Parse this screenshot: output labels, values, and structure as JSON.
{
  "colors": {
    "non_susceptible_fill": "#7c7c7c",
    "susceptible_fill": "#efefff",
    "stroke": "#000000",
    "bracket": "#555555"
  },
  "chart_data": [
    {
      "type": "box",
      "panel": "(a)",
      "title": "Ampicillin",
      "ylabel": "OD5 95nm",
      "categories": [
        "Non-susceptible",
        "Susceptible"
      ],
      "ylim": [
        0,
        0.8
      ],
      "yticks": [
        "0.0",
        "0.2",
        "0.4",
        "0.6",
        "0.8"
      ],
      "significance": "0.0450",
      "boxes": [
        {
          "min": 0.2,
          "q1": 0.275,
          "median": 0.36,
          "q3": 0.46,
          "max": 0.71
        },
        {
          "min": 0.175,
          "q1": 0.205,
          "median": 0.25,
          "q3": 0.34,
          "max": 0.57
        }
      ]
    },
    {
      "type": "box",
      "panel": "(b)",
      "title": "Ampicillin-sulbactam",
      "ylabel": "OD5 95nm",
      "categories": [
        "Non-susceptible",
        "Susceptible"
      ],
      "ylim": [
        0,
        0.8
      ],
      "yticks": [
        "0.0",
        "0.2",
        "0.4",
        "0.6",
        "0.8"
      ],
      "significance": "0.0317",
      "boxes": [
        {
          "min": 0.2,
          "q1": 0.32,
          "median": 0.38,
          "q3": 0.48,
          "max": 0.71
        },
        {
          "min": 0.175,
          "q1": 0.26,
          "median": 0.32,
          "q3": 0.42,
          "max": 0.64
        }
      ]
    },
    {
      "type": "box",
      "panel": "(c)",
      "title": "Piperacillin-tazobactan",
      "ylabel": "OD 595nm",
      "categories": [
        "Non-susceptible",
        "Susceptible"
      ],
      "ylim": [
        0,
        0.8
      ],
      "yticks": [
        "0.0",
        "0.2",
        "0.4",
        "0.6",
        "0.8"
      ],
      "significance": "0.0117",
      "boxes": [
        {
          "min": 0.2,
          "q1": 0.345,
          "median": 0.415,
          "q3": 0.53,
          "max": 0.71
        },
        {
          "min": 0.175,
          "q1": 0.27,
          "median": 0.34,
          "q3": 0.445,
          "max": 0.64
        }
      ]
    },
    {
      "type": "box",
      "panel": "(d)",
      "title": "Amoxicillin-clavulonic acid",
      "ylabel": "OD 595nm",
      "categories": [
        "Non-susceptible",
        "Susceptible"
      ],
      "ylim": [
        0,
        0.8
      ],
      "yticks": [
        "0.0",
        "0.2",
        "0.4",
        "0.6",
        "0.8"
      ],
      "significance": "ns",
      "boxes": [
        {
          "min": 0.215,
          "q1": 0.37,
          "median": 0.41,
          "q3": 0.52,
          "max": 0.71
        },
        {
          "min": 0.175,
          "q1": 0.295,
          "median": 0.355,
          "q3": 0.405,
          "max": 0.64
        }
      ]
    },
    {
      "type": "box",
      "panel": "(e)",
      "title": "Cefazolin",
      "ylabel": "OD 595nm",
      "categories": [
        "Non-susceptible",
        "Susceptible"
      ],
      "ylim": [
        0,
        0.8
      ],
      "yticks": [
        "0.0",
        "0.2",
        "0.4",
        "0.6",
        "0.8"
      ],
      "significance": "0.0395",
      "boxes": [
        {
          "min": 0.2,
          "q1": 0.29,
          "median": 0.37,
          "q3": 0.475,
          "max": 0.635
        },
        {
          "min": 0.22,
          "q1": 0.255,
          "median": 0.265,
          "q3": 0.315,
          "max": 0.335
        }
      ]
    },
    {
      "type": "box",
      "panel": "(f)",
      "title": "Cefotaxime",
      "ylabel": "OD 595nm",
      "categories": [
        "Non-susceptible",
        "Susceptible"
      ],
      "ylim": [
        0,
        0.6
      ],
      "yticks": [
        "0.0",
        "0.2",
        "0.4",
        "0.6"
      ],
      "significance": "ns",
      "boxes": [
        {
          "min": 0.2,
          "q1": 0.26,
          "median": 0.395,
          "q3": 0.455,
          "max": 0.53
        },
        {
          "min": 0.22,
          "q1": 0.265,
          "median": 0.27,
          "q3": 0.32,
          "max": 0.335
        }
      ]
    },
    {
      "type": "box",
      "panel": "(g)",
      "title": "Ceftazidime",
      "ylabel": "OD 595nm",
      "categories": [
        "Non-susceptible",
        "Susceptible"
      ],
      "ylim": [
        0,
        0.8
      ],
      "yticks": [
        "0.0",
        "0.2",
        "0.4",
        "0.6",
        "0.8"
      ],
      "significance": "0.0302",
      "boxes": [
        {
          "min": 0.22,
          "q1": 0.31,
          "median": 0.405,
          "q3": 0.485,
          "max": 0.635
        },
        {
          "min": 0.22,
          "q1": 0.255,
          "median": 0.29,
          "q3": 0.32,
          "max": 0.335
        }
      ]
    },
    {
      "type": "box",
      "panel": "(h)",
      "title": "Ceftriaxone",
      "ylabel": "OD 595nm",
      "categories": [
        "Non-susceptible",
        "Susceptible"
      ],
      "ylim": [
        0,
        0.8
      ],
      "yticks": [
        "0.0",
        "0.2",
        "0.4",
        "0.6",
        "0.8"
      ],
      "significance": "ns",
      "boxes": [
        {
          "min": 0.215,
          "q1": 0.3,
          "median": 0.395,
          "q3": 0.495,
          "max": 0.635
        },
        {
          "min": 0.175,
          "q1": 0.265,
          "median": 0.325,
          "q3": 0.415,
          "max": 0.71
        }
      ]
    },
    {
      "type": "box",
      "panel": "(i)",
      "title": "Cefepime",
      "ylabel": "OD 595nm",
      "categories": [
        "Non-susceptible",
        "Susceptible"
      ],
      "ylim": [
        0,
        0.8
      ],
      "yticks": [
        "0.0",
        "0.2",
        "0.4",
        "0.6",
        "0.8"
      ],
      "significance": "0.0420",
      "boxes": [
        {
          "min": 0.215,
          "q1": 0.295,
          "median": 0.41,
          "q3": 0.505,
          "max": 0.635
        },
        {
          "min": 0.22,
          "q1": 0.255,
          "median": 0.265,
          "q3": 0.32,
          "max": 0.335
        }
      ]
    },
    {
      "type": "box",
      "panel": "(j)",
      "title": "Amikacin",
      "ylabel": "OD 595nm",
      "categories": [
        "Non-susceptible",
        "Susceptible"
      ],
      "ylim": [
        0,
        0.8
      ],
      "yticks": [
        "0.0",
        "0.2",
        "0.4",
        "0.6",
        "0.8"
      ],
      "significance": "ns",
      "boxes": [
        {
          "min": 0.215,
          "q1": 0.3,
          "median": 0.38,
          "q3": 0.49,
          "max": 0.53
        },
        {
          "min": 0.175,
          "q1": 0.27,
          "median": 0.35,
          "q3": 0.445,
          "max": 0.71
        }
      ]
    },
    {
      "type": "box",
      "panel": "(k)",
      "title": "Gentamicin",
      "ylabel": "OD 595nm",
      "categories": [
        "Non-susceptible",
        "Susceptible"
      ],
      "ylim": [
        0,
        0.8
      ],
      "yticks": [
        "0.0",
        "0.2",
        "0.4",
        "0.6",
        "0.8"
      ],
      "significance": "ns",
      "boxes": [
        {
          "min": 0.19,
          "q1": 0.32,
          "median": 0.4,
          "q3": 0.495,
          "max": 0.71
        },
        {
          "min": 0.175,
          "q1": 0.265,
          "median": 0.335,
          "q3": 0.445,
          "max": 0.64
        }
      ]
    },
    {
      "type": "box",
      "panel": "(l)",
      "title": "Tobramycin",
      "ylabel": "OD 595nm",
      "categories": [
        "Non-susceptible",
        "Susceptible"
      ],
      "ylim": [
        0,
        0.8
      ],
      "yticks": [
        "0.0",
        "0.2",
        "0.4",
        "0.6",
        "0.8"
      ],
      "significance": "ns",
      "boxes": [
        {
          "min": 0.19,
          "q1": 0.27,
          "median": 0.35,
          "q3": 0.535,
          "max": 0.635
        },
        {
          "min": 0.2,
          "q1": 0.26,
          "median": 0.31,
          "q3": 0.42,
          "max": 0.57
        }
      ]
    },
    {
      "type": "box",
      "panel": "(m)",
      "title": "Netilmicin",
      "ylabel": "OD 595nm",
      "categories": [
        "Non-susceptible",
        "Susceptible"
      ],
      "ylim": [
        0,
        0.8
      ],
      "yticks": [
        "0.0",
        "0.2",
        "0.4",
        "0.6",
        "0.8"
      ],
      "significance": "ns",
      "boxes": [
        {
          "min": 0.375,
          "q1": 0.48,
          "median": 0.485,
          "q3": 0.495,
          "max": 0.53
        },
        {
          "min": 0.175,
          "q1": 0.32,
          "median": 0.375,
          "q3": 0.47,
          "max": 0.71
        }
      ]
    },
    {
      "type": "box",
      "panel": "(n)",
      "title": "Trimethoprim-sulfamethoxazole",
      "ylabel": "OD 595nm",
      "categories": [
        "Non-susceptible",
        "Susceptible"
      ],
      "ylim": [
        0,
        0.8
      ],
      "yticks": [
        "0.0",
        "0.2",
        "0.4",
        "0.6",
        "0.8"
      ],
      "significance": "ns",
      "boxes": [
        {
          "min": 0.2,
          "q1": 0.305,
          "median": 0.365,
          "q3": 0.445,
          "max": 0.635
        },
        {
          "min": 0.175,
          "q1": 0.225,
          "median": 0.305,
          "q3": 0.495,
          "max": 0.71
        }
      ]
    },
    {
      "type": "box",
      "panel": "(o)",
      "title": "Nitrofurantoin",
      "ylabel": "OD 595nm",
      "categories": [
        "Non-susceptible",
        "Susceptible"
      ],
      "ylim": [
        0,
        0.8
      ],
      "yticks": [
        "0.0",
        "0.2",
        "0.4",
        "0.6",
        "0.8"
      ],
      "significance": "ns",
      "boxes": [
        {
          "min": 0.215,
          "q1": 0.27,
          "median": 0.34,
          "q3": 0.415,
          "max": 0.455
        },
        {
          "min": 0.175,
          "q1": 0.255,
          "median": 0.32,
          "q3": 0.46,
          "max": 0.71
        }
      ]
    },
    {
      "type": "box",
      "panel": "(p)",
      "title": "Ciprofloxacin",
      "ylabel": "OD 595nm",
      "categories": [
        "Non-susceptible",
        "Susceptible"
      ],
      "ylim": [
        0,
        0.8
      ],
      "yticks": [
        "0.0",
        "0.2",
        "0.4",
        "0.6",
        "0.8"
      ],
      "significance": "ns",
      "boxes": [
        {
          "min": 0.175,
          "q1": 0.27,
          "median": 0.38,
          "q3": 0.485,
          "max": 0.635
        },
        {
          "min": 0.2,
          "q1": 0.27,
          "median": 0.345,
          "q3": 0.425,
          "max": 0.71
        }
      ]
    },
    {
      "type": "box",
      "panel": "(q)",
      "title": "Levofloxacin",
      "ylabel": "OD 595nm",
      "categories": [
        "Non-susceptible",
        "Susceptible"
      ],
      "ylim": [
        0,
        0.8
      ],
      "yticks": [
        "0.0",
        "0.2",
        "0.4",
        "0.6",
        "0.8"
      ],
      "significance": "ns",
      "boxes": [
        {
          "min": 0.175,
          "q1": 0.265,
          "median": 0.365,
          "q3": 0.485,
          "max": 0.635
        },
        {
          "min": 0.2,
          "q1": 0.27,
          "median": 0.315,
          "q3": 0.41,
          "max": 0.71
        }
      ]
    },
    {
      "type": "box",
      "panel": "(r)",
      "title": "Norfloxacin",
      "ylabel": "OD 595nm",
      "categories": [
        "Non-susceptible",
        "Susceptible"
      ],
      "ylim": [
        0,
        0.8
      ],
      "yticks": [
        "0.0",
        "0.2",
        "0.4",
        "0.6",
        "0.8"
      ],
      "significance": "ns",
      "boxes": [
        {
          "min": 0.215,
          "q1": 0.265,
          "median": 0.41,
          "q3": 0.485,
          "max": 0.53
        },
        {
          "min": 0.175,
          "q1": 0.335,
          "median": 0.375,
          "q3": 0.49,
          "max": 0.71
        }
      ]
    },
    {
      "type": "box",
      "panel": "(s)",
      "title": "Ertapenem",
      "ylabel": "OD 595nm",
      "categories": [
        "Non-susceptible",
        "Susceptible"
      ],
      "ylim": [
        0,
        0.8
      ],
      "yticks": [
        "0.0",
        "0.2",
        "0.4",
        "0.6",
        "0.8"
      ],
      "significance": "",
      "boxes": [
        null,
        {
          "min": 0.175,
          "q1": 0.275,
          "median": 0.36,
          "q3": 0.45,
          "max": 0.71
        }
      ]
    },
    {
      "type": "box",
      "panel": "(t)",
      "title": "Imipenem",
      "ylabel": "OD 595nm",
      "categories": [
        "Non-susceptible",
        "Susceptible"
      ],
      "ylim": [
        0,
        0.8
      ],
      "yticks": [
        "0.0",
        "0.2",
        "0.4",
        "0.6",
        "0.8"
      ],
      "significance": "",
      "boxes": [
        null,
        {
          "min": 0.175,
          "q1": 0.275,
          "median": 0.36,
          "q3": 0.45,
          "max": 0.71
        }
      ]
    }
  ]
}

Task.
Using the records above, select and copy every line that has the word "Ampicillin".

Solution for this problem.
      "title": "Ampicillin",
      "title": "Ampicillin-sulbactam",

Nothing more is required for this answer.